**Challenge**
In the entries below, count every line containing "name". Reply with the number alone.

**Entries provided**

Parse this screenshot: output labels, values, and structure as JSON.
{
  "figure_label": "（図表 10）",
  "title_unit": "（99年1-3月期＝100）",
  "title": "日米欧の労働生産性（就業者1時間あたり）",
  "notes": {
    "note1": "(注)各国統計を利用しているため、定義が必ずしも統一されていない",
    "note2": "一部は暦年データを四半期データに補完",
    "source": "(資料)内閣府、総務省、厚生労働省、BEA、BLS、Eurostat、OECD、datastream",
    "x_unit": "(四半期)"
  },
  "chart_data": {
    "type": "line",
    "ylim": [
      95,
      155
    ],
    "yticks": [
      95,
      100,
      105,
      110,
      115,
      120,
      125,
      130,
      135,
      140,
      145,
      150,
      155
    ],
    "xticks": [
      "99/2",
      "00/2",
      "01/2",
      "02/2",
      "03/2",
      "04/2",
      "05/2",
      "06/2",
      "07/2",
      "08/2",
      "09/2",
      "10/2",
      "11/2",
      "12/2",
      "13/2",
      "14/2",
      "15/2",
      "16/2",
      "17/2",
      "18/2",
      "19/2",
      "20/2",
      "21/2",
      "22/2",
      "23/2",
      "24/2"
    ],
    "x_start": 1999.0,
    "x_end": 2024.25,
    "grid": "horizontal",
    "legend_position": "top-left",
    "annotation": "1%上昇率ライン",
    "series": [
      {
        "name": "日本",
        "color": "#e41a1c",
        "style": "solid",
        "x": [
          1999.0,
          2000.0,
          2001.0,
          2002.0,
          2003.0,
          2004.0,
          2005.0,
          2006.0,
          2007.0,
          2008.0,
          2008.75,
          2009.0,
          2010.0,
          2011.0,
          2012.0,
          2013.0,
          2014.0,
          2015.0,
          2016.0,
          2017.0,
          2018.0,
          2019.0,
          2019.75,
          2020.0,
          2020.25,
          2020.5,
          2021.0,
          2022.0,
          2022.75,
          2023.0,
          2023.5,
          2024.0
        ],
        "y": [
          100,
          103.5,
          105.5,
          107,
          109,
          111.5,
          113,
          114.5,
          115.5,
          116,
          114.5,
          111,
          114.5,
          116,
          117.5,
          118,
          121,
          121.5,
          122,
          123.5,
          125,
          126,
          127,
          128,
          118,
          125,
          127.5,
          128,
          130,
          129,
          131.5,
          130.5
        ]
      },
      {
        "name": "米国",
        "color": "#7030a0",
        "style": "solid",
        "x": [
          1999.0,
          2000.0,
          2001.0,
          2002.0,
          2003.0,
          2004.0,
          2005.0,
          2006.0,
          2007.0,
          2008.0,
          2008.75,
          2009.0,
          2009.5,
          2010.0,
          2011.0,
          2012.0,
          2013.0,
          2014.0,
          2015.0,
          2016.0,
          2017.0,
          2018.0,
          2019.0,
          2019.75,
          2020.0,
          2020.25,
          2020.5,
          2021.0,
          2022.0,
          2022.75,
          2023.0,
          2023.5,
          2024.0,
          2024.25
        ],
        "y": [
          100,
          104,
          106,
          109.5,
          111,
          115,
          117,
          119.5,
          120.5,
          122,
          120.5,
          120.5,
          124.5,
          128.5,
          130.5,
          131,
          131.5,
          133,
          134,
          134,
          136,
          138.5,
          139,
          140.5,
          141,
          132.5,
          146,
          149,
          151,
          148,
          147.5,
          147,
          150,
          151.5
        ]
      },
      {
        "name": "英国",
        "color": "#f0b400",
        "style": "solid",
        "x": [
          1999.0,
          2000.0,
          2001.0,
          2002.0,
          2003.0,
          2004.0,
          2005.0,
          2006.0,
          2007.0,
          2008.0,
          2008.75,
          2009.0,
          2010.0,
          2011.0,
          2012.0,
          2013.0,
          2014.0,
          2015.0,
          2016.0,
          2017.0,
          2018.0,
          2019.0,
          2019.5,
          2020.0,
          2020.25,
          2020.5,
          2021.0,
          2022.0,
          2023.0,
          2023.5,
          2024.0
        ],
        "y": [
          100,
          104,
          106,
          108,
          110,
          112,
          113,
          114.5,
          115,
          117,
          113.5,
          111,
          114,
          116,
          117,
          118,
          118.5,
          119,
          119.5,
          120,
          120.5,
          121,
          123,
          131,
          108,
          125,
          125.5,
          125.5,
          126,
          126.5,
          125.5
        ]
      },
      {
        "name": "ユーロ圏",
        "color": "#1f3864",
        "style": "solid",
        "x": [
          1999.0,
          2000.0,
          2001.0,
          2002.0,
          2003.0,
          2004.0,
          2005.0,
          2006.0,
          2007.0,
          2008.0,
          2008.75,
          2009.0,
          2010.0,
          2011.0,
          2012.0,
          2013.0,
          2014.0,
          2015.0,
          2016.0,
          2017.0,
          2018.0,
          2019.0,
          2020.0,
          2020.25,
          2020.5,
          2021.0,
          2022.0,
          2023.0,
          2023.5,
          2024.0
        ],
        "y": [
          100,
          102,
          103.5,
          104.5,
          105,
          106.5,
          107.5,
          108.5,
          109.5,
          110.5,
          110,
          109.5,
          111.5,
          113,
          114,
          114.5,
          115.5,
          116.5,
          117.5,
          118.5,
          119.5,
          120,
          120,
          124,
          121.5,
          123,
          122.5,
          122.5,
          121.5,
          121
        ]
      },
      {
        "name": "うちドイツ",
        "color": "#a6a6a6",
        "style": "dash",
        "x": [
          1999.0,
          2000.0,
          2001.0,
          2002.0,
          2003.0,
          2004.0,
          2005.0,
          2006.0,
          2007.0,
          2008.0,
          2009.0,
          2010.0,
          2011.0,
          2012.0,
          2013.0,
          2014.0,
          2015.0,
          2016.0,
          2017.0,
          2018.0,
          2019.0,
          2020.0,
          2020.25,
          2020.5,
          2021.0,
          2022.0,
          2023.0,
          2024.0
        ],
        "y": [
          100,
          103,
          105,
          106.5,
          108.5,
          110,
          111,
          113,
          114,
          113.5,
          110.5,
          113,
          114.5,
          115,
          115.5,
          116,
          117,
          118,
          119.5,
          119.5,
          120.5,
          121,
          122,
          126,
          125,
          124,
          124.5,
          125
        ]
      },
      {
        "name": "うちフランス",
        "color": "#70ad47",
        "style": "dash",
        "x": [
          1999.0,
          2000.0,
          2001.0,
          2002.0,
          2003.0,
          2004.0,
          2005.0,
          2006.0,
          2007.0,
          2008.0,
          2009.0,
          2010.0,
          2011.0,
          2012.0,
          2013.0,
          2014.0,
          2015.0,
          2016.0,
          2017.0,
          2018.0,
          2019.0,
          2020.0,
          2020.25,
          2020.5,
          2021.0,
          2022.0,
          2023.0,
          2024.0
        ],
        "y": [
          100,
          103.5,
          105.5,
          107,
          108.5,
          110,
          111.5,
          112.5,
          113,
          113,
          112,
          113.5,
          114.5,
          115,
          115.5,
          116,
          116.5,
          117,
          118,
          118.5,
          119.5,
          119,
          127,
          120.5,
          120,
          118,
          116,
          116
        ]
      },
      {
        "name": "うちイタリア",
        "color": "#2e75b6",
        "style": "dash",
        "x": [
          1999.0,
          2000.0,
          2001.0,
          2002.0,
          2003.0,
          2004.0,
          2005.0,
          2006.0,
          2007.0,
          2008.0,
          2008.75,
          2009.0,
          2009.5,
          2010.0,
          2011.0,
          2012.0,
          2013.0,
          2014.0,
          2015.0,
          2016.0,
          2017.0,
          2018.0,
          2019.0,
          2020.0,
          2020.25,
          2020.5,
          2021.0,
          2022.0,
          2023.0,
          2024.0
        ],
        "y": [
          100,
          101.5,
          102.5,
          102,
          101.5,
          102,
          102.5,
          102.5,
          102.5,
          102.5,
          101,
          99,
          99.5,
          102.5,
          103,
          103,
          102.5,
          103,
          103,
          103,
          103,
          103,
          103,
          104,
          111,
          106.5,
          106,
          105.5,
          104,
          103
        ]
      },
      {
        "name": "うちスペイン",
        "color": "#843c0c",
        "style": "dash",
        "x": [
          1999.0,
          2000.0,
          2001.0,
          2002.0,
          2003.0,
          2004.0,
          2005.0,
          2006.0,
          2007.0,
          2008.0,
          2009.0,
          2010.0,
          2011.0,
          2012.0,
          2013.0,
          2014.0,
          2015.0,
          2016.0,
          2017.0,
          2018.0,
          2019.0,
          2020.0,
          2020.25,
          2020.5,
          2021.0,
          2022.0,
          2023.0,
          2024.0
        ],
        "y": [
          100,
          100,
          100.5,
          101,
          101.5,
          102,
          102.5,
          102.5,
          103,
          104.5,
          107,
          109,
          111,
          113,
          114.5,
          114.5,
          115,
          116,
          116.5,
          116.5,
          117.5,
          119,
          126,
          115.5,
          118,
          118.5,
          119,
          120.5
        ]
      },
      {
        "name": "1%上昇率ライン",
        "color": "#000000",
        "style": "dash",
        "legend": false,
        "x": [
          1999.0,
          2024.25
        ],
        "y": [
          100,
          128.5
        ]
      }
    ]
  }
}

**Written response**
9